→ WRITTEN TASK
Retype the listing that follows, exactly as written.

>> begin

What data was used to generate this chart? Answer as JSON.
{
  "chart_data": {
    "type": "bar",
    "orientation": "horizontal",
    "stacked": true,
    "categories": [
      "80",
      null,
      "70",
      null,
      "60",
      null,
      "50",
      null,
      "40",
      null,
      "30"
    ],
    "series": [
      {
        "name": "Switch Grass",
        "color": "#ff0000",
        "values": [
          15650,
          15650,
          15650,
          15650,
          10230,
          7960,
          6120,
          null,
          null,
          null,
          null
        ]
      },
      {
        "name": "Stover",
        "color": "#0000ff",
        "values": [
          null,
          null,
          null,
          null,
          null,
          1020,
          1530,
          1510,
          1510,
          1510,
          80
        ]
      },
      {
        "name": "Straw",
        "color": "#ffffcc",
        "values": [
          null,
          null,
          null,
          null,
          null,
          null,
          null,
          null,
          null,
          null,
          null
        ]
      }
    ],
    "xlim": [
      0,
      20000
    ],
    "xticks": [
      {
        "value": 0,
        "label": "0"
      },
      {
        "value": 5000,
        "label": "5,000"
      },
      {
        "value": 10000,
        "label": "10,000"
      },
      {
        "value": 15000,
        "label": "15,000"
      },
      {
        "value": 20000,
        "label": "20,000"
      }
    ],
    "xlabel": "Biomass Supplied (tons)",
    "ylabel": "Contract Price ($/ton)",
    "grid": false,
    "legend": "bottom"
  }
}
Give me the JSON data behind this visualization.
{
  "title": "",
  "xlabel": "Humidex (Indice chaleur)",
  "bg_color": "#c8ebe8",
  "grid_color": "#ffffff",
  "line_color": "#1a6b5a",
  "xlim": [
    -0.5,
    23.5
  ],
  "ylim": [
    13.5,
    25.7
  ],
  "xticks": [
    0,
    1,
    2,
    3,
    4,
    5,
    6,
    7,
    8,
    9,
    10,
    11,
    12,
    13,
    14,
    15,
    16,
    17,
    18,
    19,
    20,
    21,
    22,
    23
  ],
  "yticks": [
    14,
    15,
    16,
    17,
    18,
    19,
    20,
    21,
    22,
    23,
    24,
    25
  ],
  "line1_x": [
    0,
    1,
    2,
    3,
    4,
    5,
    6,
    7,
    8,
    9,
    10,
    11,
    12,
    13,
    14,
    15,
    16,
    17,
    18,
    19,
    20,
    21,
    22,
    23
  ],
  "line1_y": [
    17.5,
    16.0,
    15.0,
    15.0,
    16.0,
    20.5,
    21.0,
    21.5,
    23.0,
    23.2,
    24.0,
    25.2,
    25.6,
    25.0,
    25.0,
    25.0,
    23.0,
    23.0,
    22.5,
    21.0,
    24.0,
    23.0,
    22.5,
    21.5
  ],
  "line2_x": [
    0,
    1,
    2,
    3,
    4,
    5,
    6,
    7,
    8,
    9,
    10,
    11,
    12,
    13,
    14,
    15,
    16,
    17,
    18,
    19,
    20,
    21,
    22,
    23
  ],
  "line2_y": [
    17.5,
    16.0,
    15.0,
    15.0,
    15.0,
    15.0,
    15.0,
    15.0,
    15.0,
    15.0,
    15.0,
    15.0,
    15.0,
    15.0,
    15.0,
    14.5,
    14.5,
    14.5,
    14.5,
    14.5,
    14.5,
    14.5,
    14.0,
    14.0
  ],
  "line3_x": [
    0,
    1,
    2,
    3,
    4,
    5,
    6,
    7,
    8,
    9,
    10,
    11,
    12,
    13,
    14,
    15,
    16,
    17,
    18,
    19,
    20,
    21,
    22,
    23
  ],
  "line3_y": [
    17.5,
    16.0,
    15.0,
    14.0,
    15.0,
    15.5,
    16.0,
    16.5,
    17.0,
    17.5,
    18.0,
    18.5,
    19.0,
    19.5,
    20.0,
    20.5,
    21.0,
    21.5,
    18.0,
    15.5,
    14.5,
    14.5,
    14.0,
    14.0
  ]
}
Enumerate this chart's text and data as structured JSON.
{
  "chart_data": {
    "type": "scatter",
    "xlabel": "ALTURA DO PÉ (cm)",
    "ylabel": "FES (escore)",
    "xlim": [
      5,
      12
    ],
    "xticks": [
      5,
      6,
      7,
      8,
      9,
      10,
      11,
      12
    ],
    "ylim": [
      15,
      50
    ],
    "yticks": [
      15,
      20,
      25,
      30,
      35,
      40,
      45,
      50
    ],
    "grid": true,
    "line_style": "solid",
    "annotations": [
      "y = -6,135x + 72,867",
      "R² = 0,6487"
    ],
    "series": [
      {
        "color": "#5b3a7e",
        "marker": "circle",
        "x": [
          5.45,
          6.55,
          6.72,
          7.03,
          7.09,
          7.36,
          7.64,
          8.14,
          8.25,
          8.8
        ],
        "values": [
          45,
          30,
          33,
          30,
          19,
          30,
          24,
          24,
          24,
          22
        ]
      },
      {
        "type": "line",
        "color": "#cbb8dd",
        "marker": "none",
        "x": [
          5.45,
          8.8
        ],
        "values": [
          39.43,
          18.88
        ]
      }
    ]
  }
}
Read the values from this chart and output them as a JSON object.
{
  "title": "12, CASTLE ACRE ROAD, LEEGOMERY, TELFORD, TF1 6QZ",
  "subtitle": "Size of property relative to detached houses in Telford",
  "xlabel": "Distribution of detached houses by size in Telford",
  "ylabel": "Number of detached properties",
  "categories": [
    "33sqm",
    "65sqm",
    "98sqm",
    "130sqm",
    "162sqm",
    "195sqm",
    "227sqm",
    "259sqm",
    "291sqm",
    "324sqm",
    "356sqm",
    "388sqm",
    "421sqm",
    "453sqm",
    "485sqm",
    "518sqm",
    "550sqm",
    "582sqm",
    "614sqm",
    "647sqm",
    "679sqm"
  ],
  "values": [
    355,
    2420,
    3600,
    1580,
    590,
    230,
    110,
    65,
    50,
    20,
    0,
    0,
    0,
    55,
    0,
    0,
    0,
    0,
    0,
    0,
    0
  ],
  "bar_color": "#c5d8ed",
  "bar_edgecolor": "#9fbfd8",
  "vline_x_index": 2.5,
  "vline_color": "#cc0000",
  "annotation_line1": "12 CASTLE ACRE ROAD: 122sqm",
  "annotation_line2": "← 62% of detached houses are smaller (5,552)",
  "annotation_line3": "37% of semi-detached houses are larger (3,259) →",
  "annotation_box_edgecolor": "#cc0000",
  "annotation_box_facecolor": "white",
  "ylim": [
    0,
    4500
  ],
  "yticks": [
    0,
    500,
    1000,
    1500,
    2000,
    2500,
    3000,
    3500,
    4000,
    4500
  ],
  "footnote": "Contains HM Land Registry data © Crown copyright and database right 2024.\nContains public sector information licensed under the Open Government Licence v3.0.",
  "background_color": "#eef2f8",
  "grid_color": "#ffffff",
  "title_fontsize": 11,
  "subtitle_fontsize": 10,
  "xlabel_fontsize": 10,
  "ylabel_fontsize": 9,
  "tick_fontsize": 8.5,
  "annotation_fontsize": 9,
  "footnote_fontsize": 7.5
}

>> end

→ ANSWER
What data was used to generate this chart? Answer as JSON.
{
  "chart_data": {
    "type": "bar",
    "orientation": "horizontal",
    "stacked": true,
    "categories": [
      "80",
      null,
      "70",
      null,
      "60",
      null,
      "50",
      null,
      "40",
      null,
      "30"
    ],
    "series": [
      {
        "name": "Switch Grass",
        "color": "#ff0000",
        "values": [
          15650,
          15650,
          15650,
          15650,
          10230,
          7960,
          6120,
          null,
          null,
          null,
          null
        ]
      },
      {
        "name": "Stover",
        "color": "#0000ff",
        "values": [
          null,
          null,
          null,
          null,
          null,
          1020,
          1530,
          1510,
          1510,
          1510,
          80
        ]
      },
      {
        "name": "Straw",
        "color": "#ffffcc",
        "values": [
          null,
          null,
          null,
          null,
          null,
          null,
          null,
          null,
          null,
          null,
          null
        ]
      }
    ],
    "xlim": [
      0,
      20000
    ],
    "xticks": [
      {
        "value": 0,
        "label": "0"
      },
      {
        "value": 5000,
        "label": "5,000"
      },
      {
        "value": 10000,
        "label": "10,000"
      },
      {
        "value": 15000,
        "label": "15,000"
      },
      {
        "value": 20000,
        "label": "20,000"
      }
    ],
    "xlabel": "Biomass Supplied (tons)",
    "ylabel": "Contract Price ($/ton)",
    "grid": false,
    "legend": "bottom"
  }
}
Give me the JSON data behind this visualization.
{
  "title": "",
  "xlabel": "Humidex (Indice chaleur)",
  "bg_color": "#c8ebe8",
  "grid_color": "#ffffff",
  "line_color": "#1a6b5a",
  "xlim": [
    -0.5,
    23.5
  ],
  "ylim": [
    13.5,
    25.7
  ],
  "xticks": [
    0,
    1,
    2,
    3,
    4,
    5,
    6,
    7,
    8,
    9,
    10,
    11,
    12,
    13,
    14,
    15,
    16,
    17,
    18,
    19,
    20,
    21,
    22,
    23
  ],
  "yticks": [
    14,
    15,
    16,
    17,
    18,
    19,
    20,
    21,
    22,
    23,
    24,
    25
  ],
  "line1_x": [
    0,
    1,
    2,
    3,
    4,
    5,
    6,
    7,
    8,
    9,
    10,
    11,
    12,
    13,
    14,
    15,
    16,
    17,
    18,
    19,
    20,
    21,
    22,
    23
  ],
  "line1_y": [
    17.5,
    16.0,
    15.0,
    15.0,
    16.0,
    20.5,
    21.0,
    21.5,
    23.0,
    23.2,
    24.0,
    25.2,
    25.6,
    25.0,
    25.0,
    25.0,
    23.0,
    23.0,
    22.5,
    21.0,
    24.0,
    23.0,
    22.5,
    21.5
  ],
  "line2_x": [
    0,
    1,
    2,
    3,
    4,
    5,
    6,
    7,
    8,
    9,
    10,
    11,
    12,
    13,
    14,
    15,
    16,
    17,
    18,
    19,
    20,
    21,
    22,
    23
  ],
  "line2_y": [
    17.5,
    16.0,
    15.0,
    15.0,
    15.0,
    15.0,
    15.0,
    15.0,
    15.0,
    15.0,
    15.0,
    15.0,
    15.0,
    15.0,
    15.0,
    14.5,
    14.5,
    14.5,
    14.5,
    14.5,
    14.5,
    14.5,
    14.0,
    14.0
  ],
  "line3_x": [
    0,
    1,
    2,
    3,
    4,
    5,
    6,
    7,
    8,
    9,
    10,
    11,
    12,
    13,
    14,
    15,
    16,
    17,
    18,
    19,
    20,
    21,
    22,
    23
  ],
  "line3_y": [
    17.5,
    16.0,
    15.0,
    14.0,
    15.0,
    15.5,
    16.0,
    16.5,
    17.0,
    17.5,
    18.0,
    18.5,
    19.0,
    19.5,
    20.0,
    20.5,
    21.0,
    21.5,
    18.0,
    15.5,
    14.5,
    14.5,
    14.0,
    14.0
  ]
}
Enumerate this chart's text and data as structured JSON.
{
  "chart_data": {
    "type": "scatter",
    "xlabel": "ALTURA DO PÉ (cm)",
    "ylabel": "FES (escore)",
    "xlim": [
      5,
      12
    ],
    "xticks": [
      5,
      6,
      7,
      8,
      9,
      10,
      11,
      12
    ],
    "ylim": [
      15,
      50
    ],
    "yticks": [
      15,
      20,
      25,
      30,
      35,
      40,
      45,
      50
    ],
    "grid": true,
    "line_style": "solid",
    "annotations": [
      "y = -6,135x + 72,867",
      "R² = 0,6487"
    ],
    "series": [
      {
        "color": "#5b3a7e",
        "marker": "circle",
        "x": [
          5.45,
          6.55,
          6.72,
          7.03,
          7.09,
          7.36,
          7.64,
          8.14,
          8.25,
          8.8
        ],
        "values": [
          45,
          30,
          33,
          30,
          19,
          30,
          24,
          24,
          24,
          22
        ]
      },
      {
        "type": "line",
        "color": "#cbb8dd",
        "marker": "none",
        "x": [
          5.45,
          8.8
        ],
        "values": [
          39.43,
          18.88
        ]
      }
    ]
  }
}
Read the values from this chart and output them as a JSON object.
{
  "title": "12, CASTLE ACRE ROAD, LEEGOMERY, TELFORD, TF1 6QZ",
  "subtitle": "Size of property relative to detached houses in Telford",
  "xlabel": "Distribution of detached houses by size in Telford",
  "ylabel": "Number of detached properties",
  "categories": [
    "33sqm",
    "65sqm",
    "98sqm",
    "130sqm",
    "162sqm",
    "195sqm",
    "227sqm",
    "259sqm",
    "291sqm",
    "324sqm",
    "356sqm",
    "388sqm",
    "421sqm",
    "453sqm",
    "485sqm",
    "518sqm",
    "550sqm",
    "582sqm",
    "614sqm",
    "647sqm",
    "679sqm"
  ],
  "values": [
    355,
    2420,
    3600,
    1580,
    590,
    230,
    110,
    65,
    50,
    20,
    0,
    0,
    0,
    55,
    0,
    0,
    0,
    0,
    0,
    0,
    0
  ],
  "bar_color": "#c5d8ed",
  "bar_edgecolor": "#9fbfd8",
  "vline_x_index": 2.5,
  "vline_color": "#cc0000",
  "annotation_line1": "12 CASTLE ACRE ROAD: 122sqm",
  "annotation_line2": "← 62% of detached houses are smaller (5,552)",
  "annotation_line3": "37% of semi-detached houses are larger (3,259) →",
  "annotation_box_edgecolor": "#cc0000",
  "annotation_box_facecolor": "white",
  "ylim": [
    0,
    4500
  ],
  "yticks": [
    0,
    500,
    1000,
    1500,
    2000,
    2500,
    3000,
    3500,
    4000,
    4500
  ],
  "footnote": "Contains HM Land Registry data © Crown copyright and database right 2024.\nContains public sector information licensed under the Open Government Licence v3.0.",
  "background_color": "#eef2f8",
  "grid_color": "#ffffff",
  "title_fontsize": 11,
  "subtitle_fontsize": 10,
  "xlabel_fontsize": 10,
  "ylabel_fontsize": 9,
  "tick_fontsize": 8.5,
  "annotation_fontsize": 9,
  "footnote_fontsize": 7.5
}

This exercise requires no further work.